**GIVEN REQUEST**.
Print every line of the listing exactly, please.

**RECORDS PROVIDED**.
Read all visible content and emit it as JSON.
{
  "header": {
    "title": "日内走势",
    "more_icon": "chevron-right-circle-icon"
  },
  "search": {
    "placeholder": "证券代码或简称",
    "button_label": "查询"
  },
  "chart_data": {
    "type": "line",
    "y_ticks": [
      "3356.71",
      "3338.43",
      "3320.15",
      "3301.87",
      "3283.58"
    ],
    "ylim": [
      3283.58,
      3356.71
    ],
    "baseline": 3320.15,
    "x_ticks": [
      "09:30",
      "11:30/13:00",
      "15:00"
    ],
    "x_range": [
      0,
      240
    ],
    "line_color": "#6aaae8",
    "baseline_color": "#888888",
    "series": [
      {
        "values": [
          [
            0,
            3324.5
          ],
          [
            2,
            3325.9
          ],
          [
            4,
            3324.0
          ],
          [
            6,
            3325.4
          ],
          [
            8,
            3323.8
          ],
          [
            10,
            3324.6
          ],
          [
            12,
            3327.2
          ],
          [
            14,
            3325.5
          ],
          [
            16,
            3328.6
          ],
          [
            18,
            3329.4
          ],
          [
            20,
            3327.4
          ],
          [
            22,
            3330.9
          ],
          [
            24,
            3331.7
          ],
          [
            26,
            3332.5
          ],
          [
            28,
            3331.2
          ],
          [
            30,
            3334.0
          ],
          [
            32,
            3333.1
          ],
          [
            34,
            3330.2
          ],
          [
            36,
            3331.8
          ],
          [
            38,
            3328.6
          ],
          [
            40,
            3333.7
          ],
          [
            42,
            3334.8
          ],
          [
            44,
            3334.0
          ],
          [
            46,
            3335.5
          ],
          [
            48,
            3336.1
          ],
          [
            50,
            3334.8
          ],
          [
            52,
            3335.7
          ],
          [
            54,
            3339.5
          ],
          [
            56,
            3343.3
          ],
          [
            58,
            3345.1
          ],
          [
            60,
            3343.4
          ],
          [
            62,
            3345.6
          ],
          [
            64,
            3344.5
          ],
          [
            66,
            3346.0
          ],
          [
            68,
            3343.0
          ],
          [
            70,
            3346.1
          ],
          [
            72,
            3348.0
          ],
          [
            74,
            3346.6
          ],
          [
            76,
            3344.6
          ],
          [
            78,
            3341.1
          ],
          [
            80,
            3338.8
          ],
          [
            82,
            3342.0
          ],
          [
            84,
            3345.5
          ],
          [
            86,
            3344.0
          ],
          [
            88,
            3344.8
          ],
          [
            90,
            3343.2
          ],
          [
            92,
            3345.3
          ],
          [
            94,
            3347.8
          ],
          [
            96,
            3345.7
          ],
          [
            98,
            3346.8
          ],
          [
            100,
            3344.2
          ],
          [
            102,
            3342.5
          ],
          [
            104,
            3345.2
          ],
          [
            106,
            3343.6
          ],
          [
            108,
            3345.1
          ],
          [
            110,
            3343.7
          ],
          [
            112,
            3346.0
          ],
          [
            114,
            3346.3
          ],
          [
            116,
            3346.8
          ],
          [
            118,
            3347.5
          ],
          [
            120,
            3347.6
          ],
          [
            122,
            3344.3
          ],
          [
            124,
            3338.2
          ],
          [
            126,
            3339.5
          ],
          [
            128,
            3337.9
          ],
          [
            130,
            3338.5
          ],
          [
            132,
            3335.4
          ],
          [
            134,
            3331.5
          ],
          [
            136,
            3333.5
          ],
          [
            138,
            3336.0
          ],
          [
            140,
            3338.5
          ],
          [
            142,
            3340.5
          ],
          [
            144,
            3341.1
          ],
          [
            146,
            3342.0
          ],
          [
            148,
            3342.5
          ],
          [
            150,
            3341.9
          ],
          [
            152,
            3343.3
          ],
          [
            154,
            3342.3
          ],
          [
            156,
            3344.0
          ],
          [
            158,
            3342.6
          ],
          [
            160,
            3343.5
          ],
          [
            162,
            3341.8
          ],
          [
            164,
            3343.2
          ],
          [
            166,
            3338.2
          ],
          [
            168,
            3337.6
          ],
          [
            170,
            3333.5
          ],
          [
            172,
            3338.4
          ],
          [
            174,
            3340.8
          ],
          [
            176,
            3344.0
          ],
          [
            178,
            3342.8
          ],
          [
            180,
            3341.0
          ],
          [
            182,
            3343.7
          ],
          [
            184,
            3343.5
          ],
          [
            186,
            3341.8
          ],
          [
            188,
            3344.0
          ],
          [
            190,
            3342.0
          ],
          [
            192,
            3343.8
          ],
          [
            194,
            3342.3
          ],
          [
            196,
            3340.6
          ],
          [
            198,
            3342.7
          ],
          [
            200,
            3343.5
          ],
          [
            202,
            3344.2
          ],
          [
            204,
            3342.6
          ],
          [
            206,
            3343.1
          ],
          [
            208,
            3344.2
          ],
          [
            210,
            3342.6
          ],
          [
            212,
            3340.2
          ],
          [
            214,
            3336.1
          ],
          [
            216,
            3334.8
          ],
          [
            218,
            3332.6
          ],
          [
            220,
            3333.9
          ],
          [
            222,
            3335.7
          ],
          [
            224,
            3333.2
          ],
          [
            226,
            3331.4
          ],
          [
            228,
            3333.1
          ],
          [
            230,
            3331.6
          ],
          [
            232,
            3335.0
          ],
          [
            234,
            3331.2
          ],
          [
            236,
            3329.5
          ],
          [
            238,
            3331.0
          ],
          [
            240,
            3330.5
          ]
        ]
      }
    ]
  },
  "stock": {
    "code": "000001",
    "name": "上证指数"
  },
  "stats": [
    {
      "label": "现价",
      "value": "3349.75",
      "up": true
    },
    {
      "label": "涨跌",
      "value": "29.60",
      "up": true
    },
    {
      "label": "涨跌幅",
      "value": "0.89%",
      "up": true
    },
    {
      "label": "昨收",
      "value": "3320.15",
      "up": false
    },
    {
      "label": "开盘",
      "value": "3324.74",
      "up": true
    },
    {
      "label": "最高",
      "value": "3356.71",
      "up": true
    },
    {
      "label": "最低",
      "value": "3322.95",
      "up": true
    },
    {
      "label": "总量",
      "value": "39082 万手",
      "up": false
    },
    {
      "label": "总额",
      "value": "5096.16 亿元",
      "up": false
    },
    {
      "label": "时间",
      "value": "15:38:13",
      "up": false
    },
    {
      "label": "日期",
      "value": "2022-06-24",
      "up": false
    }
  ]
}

**FINISHED TASK**.
Read all visible content and emit it as JSON.
{
  "header": {
    "title": "日内走势",
    "more_icon": "chevron-right-circle-icon"
  },
  "search": {
    "placeholder": "证券代码或简称",
    "button_label": "查询"
  },
  "chart_data": {
    "type": "line",
    "y_ticks": [
      "3356.71",
      "3338.43",
      "3320.15",
      "3301.87",
      "3283.58"
    ],
    "ylim": [
      3283.58,
      3356.71
    ],
    "baseline": 3320.15,
    "x_ticks": [
      "09:30",
      "11:30/13:00",
      "15:00"
    ],
    "x_range": [
      0,
      240
    ],
    "line_color": "#6aaae8",
    "baseline_color": "#888888",
    "series": [
      {
        "values": [
          [
            0,
            3324.5
          ],
          [
            2,
            3325.9
          ],
          [
            4,
            3324.0
          ],
          [
            6,
            3325.4
          ],
          [
            8,
            3323.8
          ],
          [
            10,
            3324.6
          ],
          [
            12,
            3327.2
          ],
          [
            14,
            3325.5
          ],
          [
            16,
            3328.6
          ],
          [
            18,
            3329.4
          ],
          [
            20,
            3327.4
          ],
          [
            22,
            3330.9
          ],
          [
            24,
            3331.7
          ],
          [
            26,
            3332.5
          ],
          [
            28,
            3331.2
          ],
          [
            30,
            3334.0
          ],
          [
            32,
            3333.1
          ],
          [
            34,
            3330.2
          ],
          [
            36,
            3331.8
          ],
          [
            38,
            3328.6
          ],
          [
            40,
            3333.7
          ],
          [
            42,
            3334.8
          ],
          [
            44,
            3334.0
          ],
          [
            46,
            3335.5
          ],
          [
            48,
            3336.1
          ],
          [
            50,
            3334.8
          ],
          [
            52,
            3335.7
          ],
          [
            54,
            3339.5
          ],
          [
            56,
            3343.3
          ],
          [
            58,
            3345.1
          ],
          [
            60,
            3343.4
          ],
          [
            62,
            3345.6
          ],
          [
            64,
            3344.5
          ],
          [
            66,
            3346.0
          ],
          [
            68,
            3343.0
          ],
          [
            70,
            3346.1
          ],
          [
            72,
            3348.0
          ],
          [
            74,
            3346.6
          ],
          [
            76,
            3344.6
          ],
          [
            78,
            3341.1
          ],
          [
            80,
            3338.8
          ],
          [
            82,
            3342.0
          ],
          [
            84,
            3345.5
          ],
          [
            86,
            3344.0
          ],
          [
            88,
            3344.8
          ],
          [
            90,
            3343.2
          ],
          [
            92,
            3345.3
          ],
          [
            94,
            3347.8
          ],
          [
            96,
            3345.7
          ],
          [
            98,
            3346.8
          ],
          [
            100,
            3344.2
          ],
          [
            102,
            3342.5
          ],
          [
            104,
            3345.2
          ],
          [
            106,
            3343.6
          ],
          [
            108,
            3345.1
          ],
          [
            110,
            3343.7
          ],
          [
            112,
            3346.0
          ],
          [
            114,
            3346.3
          ],
          [
            116,
            3346.8
          ],
          [
            118,
            3347.5
          ],
          [
            120,
            3347.6
          ],
          [
            122,
            3344.3
          ],
          [
            124,
            3338.2
          ],
          [
            126,
            3339.5
          ],
          [
            128,
            3337.9
          ],
          [
            130,
            3338.5
          ],
          [
            132,
            3335.4
          ],
          [
            134,
            3331.5
          ],
          [
            136,
            3333.5
          ],
          [
            138,
            3336.0
          ],
          [
            140,
            3338.5
          ],
          [
            142,
            3340.5
          ],
          [
            144,
            3341.1
          ],
          [
            146,
            3342.0
          ],
          [
            148,
            3342.5
          ],
          [
            150,
            3341.9
          ],
          [
            152,
            3343.3
          ],
          [
            154,
            3342.3
          ],
          [
            156,
            3344.0
          ],
          [
            158,
            3342.6
          ],
          [
            160,
            3343.5
          ],
          [
            162,
            3341.8
          ],
          [
            164,
            3343.2
          ],
          [
            166,
            3338.2
          ],
          [
            168,
            3337.6
          ],
          [
            170,
            3333.5
          ],
          [
            172,
            3338.4
          ],
          [
            174,
            3340.8
          ],
          [
            176,
            3344.0
          ],
          [
            178,
            3342.8
          ],
          [
            180,
            3341.0
          ],
          [
            182,
            3343.7
          ],
          [
            184,
            3343.5
          ],
          [
            186,
            3341.8
          ],
          [
            188,
            3344.0
          ],
          [
            190,
            3342.0
          ],
          [
            192,
            3343.8
          ],
          [
            194,
            3342.3
          ],
          [
            196,
            3340.6
          ],
          [
            198,
            3342.7
          ],
          [
            200,
            3343.5
          ],
          [
            202,
            3344.2
          ],
          [
            204,
            3342.6
          ],
          [
            206,
            3343.1
          ],
          [
            208,
            3344.2
          ],
          [
            210,
            3342.6
          ],
          [
            212,
            3340.2
          ],
          [
            214,
            3336.1
          ],
          [
            216,
            3334.8
          ],
          [
            218,
            3332.6
          ],
          [
            220,
            3333.9
          ],
          [
            222,
            3335.7
          ],
          [
            224,
            3333.2
          ],
          [
            226,
            3331.4
          ],
          [
            228,
            3333.1
          ],
          [
            230,
            3331.6
          ],
          [
            232,
            3335.0
          ],
          [
            234,
            3331.2
          ],
          [
            236,
            3329.5
          ],
          [
            238,
            3331.0
          ],
          [
            240,
            3330.5
          ]
        ]
      }
    ]
  },
  "stock": {
    "code": "000001",
    "name": "上证指数"
  },
  "stats": [
    {
      "label": "现价",
      "value": "3349.75",
      "up": true
    },
    {
      "label": "涨跌",
      "value": "29.60",
      "up": true
    },
    {
      "label": "涨跌幅",
      "value": "0.89%",
      "up": true
    },
    {
      "label": "昨收",
      "value": "3320.15",
      "up": false
    },
    {
      "label": "开盘",
      "value": "3324.74",
      "up": true
    },
    {
      "label": "最高",
      "value": "3356.71",
      "up": true
    },
    {
      "label": "最低",
      "value": "3322.95",
      "up": true
    },
    {
      "label": "总量",
      "value": "39082 万手",
      "up": false
    },
    {
      "label": "总额",
      "value": "5096.16 亿元",
      "up": false
    },
    {
      "label": "时间",
      "value": "15:38:13",
      "up": false
    },
    {
      "label": "日期",
      "value": "2022-06-24",
      "up": false
    }
  ]
}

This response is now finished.